_Exercise task_: Only the number is wanted: count the lines that contain "учредителя".

_Provided data_:
=-=-=

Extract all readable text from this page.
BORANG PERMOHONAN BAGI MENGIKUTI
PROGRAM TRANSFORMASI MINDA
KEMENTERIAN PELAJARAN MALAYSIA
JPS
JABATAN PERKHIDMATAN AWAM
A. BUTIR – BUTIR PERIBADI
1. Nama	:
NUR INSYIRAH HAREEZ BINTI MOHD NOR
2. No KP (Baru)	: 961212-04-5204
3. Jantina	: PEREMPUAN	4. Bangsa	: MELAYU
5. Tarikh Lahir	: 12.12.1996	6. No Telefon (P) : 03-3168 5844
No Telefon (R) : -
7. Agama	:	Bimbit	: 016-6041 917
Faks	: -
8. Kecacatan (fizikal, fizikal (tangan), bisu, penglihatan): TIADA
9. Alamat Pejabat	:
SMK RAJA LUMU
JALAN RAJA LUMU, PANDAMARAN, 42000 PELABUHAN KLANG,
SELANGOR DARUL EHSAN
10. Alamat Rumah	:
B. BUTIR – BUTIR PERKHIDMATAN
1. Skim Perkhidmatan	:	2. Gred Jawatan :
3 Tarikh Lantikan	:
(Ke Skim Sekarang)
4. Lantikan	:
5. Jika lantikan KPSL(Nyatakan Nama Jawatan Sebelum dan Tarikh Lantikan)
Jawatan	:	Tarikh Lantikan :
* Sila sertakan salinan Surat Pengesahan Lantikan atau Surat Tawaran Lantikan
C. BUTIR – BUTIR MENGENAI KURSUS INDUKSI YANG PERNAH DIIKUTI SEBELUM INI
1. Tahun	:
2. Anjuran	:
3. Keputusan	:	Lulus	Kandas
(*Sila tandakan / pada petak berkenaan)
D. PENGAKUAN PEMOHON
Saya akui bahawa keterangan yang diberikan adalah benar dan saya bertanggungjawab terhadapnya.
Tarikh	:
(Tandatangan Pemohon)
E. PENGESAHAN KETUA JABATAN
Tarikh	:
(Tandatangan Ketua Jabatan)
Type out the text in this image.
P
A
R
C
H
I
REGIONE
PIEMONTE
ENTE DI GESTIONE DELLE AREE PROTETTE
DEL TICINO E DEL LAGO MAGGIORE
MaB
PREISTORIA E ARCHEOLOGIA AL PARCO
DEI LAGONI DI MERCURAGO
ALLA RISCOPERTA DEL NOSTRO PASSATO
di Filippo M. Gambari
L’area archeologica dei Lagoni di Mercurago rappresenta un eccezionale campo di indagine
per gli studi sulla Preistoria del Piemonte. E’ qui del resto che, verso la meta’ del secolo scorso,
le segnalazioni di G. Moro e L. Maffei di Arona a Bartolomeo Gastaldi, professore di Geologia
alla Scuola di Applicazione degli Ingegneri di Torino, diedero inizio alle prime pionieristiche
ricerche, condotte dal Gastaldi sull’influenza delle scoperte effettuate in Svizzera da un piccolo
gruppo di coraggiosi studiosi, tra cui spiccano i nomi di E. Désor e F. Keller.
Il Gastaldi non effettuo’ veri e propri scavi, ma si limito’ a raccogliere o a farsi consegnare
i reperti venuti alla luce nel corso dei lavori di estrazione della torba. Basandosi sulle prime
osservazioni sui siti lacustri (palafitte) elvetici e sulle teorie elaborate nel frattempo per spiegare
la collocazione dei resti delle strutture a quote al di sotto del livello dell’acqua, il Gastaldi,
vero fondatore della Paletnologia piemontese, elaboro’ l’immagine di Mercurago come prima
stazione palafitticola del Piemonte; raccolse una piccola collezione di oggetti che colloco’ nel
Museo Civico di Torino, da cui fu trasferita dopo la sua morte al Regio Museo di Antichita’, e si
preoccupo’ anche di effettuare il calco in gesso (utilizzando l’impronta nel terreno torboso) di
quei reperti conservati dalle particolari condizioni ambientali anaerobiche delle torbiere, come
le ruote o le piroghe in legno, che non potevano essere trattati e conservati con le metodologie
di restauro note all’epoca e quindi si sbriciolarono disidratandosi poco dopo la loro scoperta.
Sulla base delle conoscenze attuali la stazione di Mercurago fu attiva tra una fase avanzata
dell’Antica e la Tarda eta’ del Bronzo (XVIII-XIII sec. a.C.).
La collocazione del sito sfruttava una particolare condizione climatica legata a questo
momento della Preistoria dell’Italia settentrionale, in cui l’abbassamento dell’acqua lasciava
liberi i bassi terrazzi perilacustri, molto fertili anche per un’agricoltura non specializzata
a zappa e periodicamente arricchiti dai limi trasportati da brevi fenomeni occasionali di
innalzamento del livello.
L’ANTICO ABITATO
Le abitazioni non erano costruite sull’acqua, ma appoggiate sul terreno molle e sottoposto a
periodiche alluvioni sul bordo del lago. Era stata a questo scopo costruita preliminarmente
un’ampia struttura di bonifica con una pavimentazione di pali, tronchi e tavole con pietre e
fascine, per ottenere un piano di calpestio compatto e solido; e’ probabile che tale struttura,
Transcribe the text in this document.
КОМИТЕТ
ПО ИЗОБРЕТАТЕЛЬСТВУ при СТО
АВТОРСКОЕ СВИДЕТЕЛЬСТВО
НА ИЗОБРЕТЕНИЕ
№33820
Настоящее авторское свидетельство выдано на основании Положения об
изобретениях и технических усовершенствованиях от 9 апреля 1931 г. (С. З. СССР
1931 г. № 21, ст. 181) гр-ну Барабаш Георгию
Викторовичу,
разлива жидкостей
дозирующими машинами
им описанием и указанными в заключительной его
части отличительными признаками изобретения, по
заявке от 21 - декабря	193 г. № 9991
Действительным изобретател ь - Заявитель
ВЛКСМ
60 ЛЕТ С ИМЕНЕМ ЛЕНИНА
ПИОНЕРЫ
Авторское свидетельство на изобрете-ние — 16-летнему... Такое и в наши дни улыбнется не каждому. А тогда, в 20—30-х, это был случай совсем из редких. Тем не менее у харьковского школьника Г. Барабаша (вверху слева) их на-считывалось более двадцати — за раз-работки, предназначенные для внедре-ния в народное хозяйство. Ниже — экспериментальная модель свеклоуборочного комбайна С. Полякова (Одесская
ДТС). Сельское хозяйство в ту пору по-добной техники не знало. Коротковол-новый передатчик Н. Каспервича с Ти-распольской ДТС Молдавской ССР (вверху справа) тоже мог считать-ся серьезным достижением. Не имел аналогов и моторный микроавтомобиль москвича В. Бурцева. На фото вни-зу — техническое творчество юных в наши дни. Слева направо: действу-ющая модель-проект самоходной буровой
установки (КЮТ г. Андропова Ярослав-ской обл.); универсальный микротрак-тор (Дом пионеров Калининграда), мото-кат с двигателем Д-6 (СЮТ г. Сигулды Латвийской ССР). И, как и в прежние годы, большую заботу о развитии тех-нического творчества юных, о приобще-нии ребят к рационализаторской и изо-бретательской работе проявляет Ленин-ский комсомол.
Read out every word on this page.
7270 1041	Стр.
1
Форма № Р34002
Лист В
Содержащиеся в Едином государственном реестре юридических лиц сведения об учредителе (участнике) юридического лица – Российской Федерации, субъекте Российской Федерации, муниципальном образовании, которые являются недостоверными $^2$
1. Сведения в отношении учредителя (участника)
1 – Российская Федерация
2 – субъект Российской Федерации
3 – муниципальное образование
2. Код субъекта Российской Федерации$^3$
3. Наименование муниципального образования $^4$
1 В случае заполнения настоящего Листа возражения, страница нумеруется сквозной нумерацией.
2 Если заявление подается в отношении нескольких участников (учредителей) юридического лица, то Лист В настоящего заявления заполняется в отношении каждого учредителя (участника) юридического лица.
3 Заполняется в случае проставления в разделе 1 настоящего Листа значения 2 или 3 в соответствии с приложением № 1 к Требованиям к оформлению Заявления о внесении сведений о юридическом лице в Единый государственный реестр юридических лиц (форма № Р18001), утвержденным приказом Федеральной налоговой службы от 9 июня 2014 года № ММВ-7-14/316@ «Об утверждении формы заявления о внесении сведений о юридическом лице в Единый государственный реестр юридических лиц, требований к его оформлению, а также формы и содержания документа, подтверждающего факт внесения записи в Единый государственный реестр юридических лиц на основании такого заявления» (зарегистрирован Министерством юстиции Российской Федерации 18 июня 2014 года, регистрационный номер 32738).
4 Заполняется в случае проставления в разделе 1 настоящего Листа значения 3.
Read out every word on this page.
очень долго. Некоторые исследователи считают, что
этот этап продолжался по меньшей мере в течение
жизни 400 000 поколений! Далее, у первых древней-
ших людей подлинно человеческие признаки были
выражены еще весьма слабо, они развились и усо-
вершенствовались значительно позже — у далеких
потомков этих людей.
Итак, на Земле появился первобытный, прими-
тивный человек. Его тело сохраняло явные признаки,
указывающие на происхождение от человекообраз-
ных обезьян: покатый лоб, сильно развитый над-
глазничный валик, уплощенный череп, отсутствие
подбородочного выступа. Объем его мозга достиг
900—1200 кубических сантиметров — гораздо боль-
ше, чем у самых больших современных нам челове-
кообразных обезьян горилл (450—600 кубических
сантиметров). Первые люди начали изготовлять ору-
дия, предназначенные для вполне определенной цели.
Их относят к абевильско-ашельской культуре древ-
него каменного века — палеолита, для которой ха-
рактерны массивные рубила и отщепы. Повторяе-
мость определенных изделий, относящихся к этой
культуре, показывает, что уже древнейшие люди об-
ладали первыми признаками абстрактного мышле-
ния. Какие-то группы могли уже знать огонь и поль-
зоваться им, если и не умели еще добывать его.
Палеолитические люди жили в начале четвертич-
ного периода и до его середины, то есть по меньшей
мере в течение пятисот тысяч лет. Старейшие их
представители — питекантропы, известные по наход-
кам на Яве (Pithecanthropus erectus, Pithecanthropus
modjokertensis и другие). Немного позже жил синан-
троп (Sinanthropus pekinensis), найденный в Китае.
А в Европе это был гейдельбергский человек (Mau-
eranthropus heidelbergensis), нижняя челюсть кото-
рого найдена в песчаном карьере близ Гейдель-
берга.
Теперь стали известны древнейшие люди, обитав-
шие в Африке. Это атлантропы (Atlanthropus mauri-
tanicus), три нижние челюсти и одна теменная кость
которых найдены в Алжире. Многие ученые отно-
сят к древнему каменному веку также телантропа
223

=-=-=

_Final result_: 2